— Aim —
Which rows below contain the string "Text"? Gather each one and copy it whole, counting only matches with the same capitalization.

[BEGIN]

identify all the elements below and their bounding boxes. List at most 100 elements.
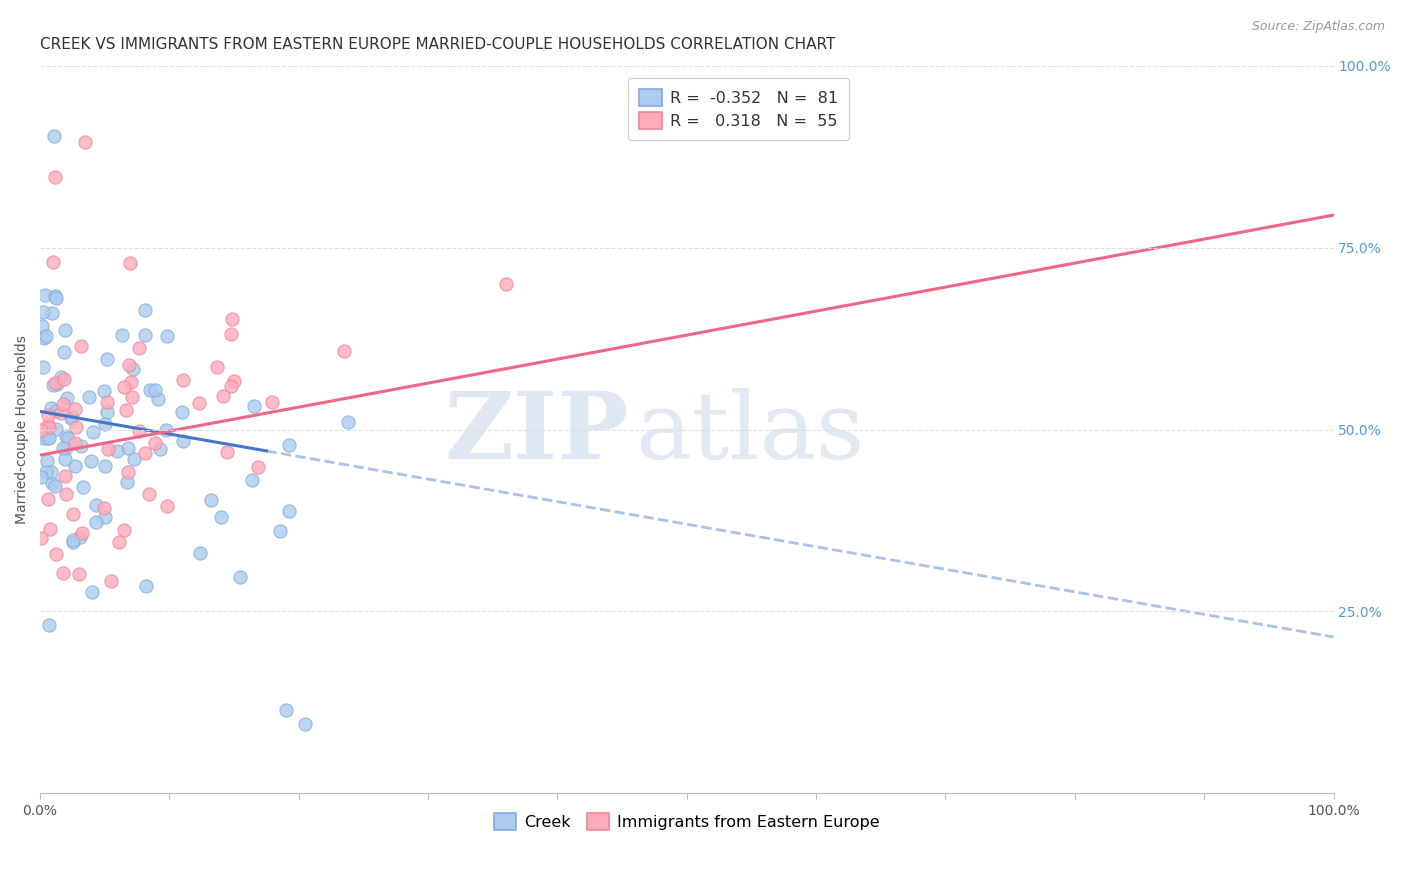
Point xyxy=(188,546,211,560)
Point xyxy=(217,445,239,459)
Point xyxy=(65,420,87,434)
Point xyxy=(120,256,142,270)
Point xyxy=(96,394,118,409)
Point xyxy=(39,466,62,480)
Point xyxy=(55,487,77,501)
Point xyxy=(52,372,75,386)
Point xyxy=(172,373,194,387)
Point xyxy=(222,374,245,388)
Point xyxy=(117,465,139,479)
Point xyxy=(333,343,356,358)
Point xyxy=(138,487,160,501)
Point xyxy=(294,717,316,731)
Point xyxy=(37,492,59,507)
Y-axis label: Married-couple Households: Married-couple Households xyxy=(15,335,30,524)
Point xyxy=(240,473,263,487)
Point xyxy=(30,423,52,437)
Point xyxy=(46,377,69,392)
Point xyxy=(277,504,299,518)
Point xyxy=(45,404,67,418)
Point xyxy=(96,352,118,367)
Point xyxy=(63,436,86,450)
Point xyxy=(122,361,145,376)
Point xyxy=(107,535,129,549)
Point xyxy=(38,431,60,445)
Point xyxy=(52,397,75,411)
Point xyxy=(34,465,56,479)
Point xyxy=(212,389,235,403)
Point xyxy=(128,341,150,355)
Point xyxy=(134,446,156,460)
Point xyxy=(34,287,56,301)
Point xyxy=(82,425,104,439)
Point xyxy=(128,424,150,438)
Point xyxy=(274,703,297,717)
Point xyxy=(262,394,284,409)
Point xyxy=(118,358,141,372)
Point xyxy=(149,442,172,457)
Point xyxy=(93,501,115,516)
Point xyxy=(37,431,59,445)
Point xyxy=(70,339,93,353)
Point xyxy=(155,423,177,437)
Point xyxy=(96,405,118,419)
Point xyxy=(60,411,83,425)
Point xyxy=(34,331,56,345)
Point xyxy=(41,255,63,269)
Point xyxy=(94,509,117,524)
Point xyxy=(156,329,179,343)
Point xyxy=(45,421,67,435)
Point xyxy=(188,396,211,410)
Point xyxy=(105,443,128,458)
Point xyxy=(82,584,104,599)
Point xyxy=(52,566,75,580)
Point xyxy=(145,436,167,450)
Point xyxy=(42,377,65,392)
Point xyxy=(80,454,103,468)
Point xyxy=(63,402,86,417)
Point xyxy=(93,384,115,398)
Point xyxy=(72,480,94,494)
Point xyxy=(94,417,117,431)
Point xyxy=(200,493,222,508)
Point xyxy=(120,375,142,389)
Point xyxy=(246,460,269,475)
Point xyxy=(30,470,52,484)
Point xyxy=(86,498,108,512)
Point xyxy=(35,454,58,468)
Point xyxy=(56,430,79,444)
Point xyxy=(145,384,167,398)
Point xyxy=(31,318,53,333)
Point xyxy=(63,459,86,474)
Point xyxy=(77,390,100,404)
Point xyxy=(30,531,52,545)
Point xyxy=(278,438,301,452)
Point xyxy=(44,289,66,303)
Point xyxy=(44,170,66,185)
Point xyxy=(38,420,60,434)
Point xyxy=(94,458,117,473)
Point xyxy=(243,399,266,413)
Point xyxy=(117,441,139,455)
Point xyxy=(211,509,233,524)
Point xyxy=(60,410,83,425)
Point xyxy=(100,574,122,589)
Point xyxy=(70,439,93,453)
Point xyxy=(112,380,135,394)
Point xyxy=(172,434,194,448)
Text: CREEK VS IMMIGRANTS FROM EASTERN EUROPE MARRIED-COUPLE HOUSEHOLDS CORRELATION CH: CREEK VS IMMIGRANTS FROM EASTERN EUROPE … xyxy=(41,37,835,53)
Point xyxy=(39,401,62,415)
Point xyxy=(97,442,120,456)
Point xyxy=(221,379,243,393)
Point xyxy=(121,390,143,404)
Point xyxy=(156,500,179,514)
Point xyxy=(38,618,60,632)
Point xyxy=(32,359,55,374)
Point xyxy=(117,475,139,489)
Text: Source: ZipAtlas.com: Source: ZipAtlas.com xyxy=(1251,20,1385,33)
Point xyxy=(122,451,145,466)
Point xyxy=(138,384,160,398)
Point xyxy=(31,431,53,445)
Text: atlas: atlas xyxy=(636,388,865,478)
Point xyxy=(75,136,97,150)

[END]
[BEGIN]

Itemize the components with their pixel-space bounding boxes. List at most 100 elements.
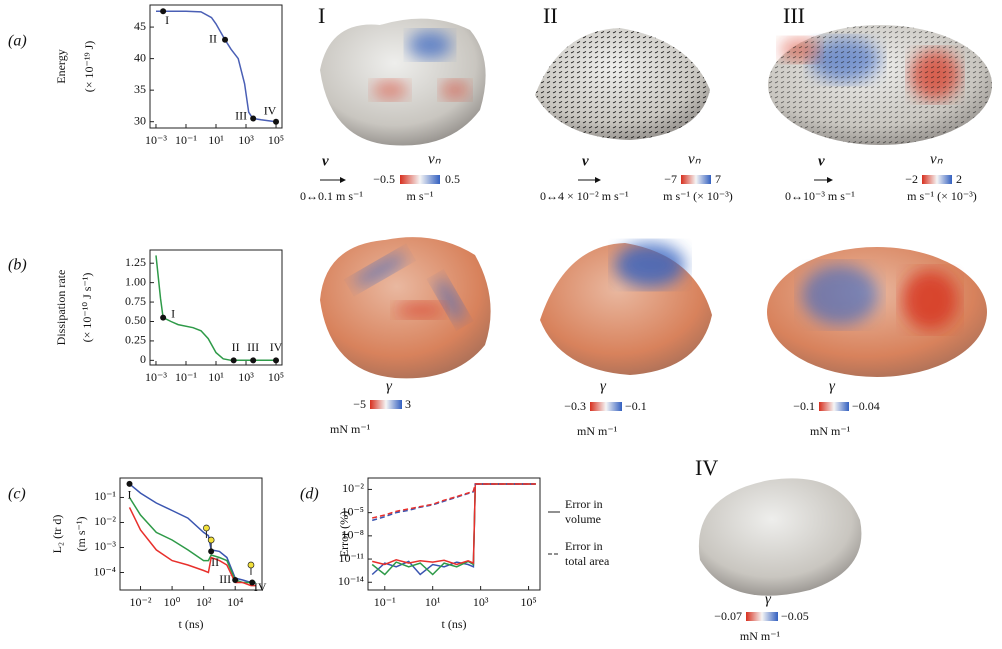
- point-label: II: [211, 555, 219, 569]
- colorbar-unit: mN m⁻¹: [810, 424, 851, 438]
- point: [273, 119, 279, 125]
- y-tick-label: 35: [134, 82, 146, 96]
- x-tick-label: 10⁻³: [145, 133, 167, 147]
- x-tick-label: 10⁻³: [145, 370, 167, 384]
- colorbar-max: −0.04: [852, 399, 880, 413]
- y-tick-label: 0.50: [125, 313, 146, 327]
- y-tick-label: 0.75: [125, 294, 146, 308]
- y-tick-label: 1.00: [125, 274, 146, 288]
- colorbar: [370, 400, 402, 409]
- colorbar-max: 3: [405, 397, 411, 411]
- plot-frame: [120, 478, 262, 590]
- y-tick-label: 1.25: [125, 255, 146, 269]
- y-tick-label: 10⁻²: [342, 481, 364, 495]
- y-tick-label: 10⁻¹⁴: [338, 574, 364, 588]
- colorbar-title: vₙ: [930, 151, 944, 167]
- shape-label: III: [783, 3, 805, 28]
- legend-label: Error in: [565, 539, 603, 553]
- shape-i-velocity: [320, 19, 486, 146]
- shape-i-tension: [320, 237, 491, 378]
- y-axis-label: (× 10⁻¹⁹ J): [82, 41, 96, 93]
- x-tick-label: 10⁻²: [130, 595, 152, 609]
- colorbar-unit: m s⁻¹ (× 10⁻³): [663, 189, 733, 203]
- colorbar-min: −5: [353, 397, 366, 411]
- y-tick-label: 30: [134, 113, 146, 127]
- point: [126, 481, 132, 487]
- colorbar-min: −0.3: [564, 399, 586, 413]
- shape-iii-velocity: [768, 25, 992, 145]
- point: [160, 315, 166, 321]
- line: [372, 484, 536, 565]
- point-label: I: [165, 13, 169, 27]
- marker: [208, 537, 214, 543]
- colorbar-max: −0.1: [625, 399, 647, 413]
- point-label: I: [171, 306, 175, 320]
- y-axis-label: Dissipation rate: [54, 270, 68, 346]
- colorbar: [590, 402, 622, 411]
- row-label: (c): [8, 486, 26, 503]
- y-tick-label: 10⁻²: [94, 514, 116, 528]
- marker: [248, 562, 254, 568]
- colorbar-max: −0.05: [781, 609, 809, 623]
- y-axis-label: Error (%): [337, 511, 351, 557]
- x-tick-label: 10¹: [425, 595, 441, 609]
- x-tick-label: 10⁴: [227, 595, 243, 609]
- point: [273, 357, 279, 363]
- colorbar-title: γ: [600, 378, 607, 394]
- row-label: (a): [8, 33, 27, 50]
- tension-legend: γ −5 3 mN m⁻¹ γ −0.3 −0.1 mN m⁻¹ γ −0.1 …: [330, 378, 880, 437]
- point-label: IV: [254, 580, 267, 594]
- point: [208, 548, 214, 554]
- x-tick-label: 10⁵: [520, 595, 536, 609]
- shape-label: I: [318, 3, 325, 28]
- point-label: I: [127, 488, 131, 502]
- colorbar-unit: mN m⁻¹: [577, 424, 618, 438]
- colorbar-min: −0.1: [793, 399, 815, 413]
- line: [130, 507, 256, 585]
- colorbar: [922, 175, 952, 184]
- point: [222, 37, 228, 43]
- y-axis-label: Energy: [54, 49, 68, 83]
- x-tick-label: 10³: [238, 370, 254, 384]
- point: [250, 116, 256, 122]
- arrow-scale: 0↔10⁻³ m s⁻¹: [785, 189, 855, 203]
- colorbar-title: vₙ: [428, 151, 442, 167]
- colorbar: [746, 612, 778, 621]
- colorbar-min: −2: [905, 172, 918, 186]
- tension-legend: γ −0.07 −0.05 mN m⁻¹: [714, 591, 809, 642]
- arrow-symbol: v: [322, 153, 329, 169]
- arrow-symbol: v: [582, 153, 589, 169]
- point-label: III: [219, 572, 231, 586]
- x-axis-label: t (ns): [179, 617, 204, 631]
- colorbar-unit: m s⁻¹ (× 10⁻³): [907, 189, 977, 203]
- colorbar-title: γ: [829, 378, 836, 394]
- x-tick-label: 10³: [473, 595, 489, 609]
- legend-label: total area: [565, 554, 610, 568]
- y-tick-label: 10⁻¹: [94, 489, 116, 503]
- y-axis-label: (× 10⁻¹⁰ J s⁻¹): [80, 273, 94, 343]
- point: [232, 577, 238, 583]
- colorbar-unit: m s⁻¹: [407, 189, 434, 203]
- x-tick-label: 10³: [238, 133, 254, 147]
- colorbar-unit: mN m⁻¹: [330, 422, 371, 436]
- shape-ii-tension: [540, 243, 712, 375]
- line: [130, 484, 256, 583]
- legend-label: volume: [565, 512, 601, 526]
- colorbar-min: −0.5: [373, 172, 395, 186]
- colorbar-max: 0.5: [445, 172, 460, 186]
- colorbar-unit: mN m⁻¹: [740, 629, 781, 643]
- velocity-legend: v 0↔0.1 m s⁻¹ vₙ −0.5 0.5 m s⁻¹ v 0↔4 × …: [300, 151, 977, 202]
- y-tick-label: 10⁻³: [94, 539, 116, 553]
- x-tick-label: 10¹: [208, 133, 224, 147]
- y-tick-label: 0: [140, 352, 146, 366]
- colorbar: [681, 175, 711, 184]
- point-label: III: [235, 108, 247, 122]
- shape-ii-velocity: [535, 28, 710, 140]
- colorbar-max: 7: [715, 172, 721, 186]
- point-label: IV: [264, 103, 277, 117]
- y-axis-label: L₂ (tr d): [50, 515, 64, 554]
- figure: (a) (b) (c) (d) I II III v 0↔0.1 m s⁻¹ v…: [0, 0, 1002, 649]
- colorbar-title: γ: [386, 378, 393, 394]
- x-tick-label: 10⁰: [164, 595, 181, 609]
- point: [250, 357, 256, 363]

[END]

— Finished task —
Text: CREEK VS IMMIGRANTS FROM EASTERN EUROPE MARRIED-COUPLE HOUSEHOLDS CORRELATION CH: CREEK VS IMMIGRANTS FROM EASTERN EUROPE … xyxy=(41,37,835,53)
Text: Source: ZipAtlas.com: Source: ZipAtlas.com xyxy=(1251,20,1385,33)
Text: atlas: atlas xyxy=(636,388,865,478)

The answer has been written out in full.